* [TO DO]
Rewrite the lines of every entry below as a numbered list. Omit blank lines and leave the pictures out.
start DATASET ROWS
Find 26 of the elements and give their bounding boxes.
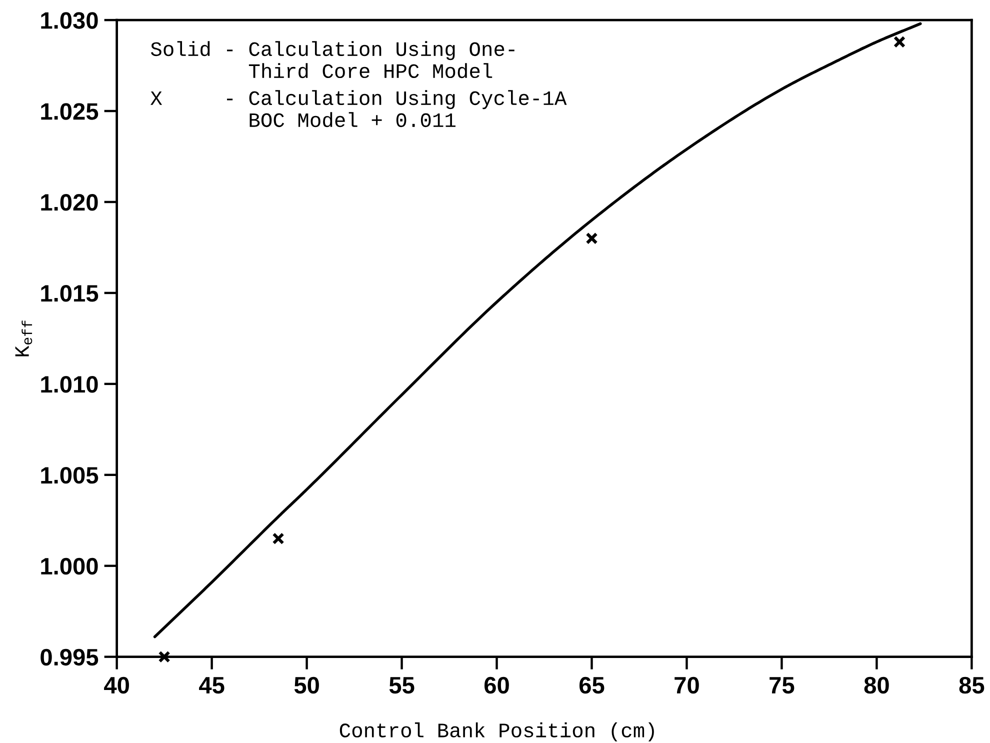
- x-tick-label: 85: [959, 676, 984, 694]
- x-tick-label: 55: [389, 677, 414, 694]
- y-tick-label: 1.020: [41, 194, 98, 211]
- y-tick-label: 1.015: [41, 285, 98, 302]
- x-tick-label: 45: [199, 677, 224, 694]
- x-tick-label: 80: [864, 676, 889, 694]
- point: [272, 532, 284, 545]
- x-tick-label: 70: [674, 676, 699, 694]
- y-tick-label: 1.030: [41, 12, 98, 29]
- y-axis-title: K$_{eff}$: [15, 320, 32, 356]
- x-tick-label: 65: [579, 676, 604, 694]
- annotation: X - Calculation Using Cycle-1A BOC Model + 0.011: [150, 90, 567, 128]
- annotation: Solid - Calculation Using One- Third Core HPC Model: [150, 41, 514, 78]
- y-tick-label: 1.005: [41, 466, 98, 484]
- y-tick-label: 1.000: [41, 558, 98, 575]
- point: [158, 650, 170, 663]
- y-tick-label: 1.025: [41, 103, 98, 120]
- y-tick-label: 0.995: [40, 648, 98, 666]
- x-axis-title: Control Bank Position (cm): [340, 722, 654, 742]
- x-tick-label: 60: [484, 676, 509, 694]
- x-tick-label: 40: [104, 676, 129, 694]
- point: [586, 232, 598, 244]
- y-tick-label: 1.010: [41, 376, 98, 393]
- x-tick-label: 50: [294, 676, 319, 694]
- x-tick-label: 75: [770, 677, 794, 694]
- point: [893, 36, 906, 48]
end DATASET ROWS
* [EXPECTED ANSWER]
1. Find 26 of the elements and give their bounding boxes.
2. - x-tick-label: 85: [959, 676, 984, 694]
3. - x-tick-label: 55: [389, 677, 414, 694]
4. - y-tick-label: 1.020: [41, 194, 98, 211]
5. - y-tick-label: 1.015: [41, 285, 98, 302]
6. - x-tick-label: 45: [199, 677, 224, 694]
7. - x-tick-label: 80: [864, 676, 889, 694]
8. - point: [272, 532, 284, 545]
9. - x-tick-label: 70: [674, 676, 699, 694]
10. - y-tick-label: 1.030: [41, 12, 98, 29]
11. - y-axis-title: K$_{eff}$: [15, 320, 32, 356]
12. - x-tick-label: 65: [579, 676, 604, 694]
13. - annotation: X - Calculation Using Cycle-1A BOC Model + 0.011: [150, 90, 567, 128]
14. - annotation: Solid - Calculation Using One- Third Core HPC Model: [150, 41, 514, 78]
15. - y-tick-label: 1.005: [41, 466, 98, 484]
16. - y-tick-label: 1.000: [41, 558, 98, 575]
17. - point: [158, 650, 170, 663]
18. - y-tick-label: 1.025: [41, 103, 98, 120]
19. - y-tick-label: 0.995: [40, 648, 98, 666]
20. - x-axis-title: Control Bank Position (cm): [340, 722, 654, 742]
21. - x-tick-label: 60: [484, 676, 509, 694]
22. - x-tick-label: 40: [104, 676, 129, 694]
23. - point: [586, 232, 598, 244]
24. - y-tick-label: 1.010: [41, 376, 98, 393]
25. - x-tick-label: 50: [294, 676, 319, 694]
26. - x-tick-label: 75: [770, 677, 794, 694]
27. - point: [893, 36, 906, 48]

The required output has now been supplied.